Задание a
Перепишите без изменений строки листинга между строкой, содержащей «292, 352, 302]», и строкой, содержащей «table-row[interactable]: ✓ @@||aff.valuecommerce.ne.jp^$document», включительно.

Предоставленный отрывок
Материалом для исследования стало все творчество Гоголя в целом, однако наибольшее внимание уделяется зрелому и позднему творчеству и, прежде всего, - поэме «Мертвые души». Книга состоит из двух разделов. В первом рассматриваются фольклорные архетипы в поэтике Гоголя, во втором - литературные архетипы.

В первой главе первого раздела («Фольклорные архетипы в творчестве Н.В. Гоголя 1830-х годов») убедительно показана значимость традиций обрядового фольклора в поэтике раннего и зрелого творчества писателя: от «Вечеров на хуторе близ Диканьки» до первого тома «Мертвых душ» включительно.

Автор монографии отмечает, что действие большинства «малороссийских» повестей развертывается на фоне или в преддверии праздника («Вечер накануне Ивана Купала», «Ночь перед Рождеством») или в особом праздничном локусе («Сорочинская ярмарка»). Особое внимание уделено архетипичес-ким образам свадебной и поминальной обрядности, которые у Гоголя, как и в народной культуре, неразрывно связаны.

Анализируя роль архетипов поминальной обрядности, А.Х. Гольденберг выявляет важность мотива пересечения границы (здесь и ниже курсив и другие формы выделения слов в тексте принадлежат автору. - Ю. К.) между миром живых и мертвых, обращает внимание на особенности архетипа сироты, обнаруживает и рассматривает «отзвуки» (с. 18) архетипического структурно-семантического комплекса, объединяющего свадьбу и похороны как в украинских повестях (рассматривая, например, сюжетную коллизию «Вия», в рамках которой строятся отношения Хомы Брута и панночки), так и в повестях петербургских (травестированный мотив мистического брака, смерть и посмертное существование Башмачкина в «Шинели»). Особенно подробно и интересно рассмотрены архети-пические черты поминальной обрядности в поэме «Мертвые души». А.Х. Гольденберг убедительно доказывает, что названные черты проявляются в этом произведении на разных уровнях художественного текста и играют важнейшую роль, что обусловлено прежде всего загробным интересом главного героя -покупкой мертвых душ: визиты Чичикова к городским чиновникам и помещикам воспроизводят структурную схему обрядовых обходов, связанных с календарными народными праздниками, в основе которых лежит поклонение покойным предкам; рассказы помещиков об умерших крестьянах могут быть сопоставлены с поэтикой похоронных причитаний, наконец, Чичикова щедро угощают блюдами традиционного поминального стола.

Строки данных

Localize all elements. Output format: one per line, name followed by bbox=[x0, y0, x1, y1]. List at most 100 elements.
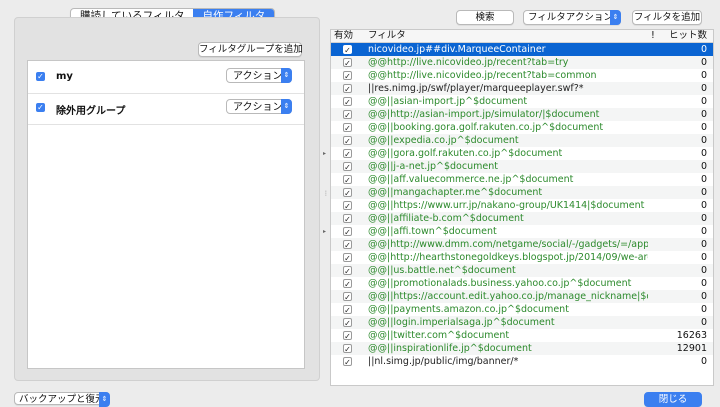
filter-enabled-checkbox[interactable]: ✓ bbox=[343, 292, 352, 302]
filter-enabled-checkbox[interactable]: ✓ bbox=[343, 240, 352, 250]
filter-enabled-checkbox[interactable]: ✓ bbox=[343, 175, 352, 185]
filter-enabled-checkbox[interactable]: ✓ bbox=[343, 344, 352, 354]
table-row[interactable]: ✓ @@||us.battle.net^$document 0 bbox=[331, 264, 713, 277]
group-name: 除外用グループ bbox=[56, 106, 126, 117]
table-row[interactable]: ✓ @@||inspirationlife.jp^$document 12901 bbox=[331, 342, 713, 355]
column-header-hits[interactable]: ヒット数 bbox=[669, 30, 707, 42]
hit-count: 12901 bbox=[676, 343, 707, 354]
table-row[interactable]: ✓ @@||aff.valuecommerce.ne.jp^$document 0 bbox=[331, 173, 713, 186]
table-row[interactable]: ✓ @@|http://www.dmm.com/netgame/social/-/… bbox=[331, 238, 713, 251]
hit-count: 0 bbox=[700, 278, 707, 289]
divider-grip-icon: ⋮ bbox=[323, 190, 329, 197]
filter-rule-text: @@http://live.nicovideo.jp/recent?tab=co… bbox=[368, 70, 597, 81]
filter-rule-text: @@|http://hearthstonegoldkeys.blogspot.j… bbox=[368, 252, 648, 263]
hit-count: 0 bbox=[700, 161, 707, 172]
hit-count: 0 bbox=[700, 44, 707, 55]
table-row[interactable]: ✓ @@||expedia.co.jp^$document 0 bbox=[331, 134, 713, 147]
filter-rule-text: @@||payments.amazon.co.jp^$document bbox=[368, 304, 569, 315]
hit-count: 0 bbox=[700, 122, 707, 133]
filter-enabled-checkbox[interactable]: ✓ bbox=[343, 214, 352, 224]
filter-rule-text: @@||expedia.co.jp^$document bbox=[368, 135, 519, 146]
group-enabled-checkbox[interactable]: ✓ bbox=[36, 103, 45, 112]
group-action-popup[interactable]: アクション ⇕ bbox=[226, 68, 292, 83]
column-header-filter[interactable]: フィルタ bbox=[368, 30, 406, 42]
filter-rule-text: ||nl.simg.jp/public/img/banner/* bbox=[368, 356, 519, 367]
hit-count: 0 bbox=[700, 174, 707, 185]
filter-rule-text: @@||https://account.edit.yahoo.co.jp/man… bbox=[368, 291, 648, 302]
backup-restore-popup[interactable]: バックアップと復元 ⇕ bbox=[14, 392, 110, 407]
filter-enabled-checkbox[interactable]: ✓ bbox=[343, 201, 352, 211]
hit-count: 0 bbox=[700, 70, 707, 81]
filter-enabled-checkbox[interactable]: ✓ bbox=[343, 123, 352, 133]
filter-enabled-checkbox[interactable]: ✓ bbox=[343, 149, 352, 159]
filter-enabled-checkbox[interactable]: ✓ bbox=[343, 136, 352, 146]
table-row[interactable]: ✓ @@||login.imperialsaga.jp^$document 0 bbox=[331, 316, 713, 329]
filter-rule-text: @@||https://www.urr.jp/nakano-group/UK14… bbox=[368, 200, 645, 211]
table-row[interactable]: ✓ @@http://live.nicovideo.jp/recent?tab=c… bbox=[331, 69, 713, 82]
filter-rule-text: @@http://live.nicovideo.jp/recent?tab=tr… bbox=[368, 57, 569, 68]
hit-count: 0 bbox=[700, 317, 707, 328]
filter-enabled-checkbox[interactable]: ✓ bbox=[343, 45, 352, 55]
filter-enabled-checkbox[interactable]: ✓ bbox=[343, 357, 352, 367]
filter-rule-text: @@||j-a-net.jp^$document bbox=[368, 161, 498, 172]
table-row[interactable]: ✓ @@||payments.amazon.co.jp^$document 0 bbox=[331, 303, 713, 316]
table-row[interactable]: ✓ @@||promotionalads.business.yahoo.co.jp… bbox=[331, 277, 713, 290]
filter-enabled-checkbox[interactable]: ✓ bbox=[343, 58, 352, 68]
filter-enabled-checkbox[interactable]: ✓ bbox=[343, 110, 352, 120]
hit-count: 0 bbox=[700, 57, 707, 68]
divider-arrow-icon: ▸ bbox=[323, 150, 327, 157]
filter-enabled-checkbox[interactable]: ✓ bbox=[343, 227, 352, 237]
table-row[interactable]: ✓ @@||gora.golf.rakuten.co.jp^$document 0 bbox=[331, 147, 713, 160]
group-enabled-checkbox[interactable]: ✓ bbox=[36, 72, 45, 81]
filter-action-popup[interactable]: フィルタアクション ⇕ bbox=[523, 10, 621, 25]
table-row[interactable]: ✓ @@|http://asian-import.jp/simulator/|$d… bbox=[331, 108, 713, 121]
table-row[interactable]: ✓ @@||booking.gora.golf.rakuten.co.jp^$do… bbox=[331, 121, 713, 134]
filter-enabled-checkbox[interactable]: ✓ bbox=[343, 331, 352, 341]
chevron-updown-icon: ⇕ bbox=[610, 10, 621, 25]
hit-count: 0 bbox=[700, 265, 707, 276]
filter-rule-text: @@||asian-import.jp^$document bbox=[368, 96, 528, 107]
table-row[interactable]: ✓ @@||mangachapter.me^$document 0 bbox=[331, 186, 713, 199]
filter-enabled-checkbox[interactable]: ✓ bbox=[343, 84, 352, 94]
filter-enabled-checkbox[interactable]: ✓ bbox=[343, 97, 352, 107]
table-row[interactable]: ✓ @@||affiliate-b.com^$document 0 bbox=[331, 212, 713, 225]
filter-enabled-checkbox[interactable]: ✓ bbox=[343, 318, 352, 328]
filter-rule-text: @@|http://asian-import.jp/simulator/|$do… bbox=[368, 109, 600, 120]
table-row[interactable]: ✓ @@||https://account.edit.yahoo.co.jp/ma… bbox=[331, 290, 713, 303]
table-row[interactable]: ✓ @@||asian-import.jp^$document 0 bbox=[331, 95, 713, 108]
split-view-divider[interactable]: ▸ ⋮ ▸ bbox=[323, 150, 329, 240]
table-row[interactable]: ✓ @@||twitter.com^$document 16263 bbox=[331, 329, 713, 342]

Задание b
Повторите дословно фрагмент текста о творчестве Гоголя между словами «В первой главе» и «культуре, неразрывно связаны.» включительно.

Результат выполнения a
filter-enabled-checkbox[interactable]: ✓ bbox=[343, 292, 352, 302]
filter-enabled-checkbox[interactable]: ✓ bbox=[343, 240, 352, 250]
filter-enabled-checkbox[interactable]: ✓ bbox=[343, 175, 352, 185]
filter-enabled-checkbox[interactable]: ✓ bbox=[343, 344, 352, 354]
table-row[interactable]: ✓ @@||us.battle.net^$document 0 bbox=[331, 264, 713, 277]
group-name: 除外用グループ bbox=[56, 106, 126, 117]
table-row[interactable]: ✓ @@||inspirationlife.jp^$document 12901 bbox=[331, 342, 713, 355]
column-header-hits[interactable]: ヒット数 bbox=[669, 30, 707, 42]
hit-count: 12901 bbox=[676, 343, 707, 354]
table-row[interactable]: ✓ @@||aff.valuecommerce.ne.jp^$document 0 bbox=[331, 173, 713, 186]

Результат выполнения b
В первой главе первого раздела («Фольклорные архетипы в творчестве Н.В. Гоголя 1830-х годов») убедительно показана значимость традиций обрядового фольклора в поэтике раннего и зрелого творчества писателя: от «Вечеров на хуторе близ Диканьки» до первого тома «Мертвых душ» включительно.

Автор монографии отмечает, что действие большинства «малороссийских» повестей развертывается на фоне или в преддверии праздника («Вечер накануне Ивана Купала», «Ночь перед Рождеством») или в особом праздничном локусе («Сорочинская ярмарка»). Особое внимание уделено архетипичес-ким образам свадебной и поминальной обрядности, которые у Гоголя, как и в народной культуре, неразрывно связаны.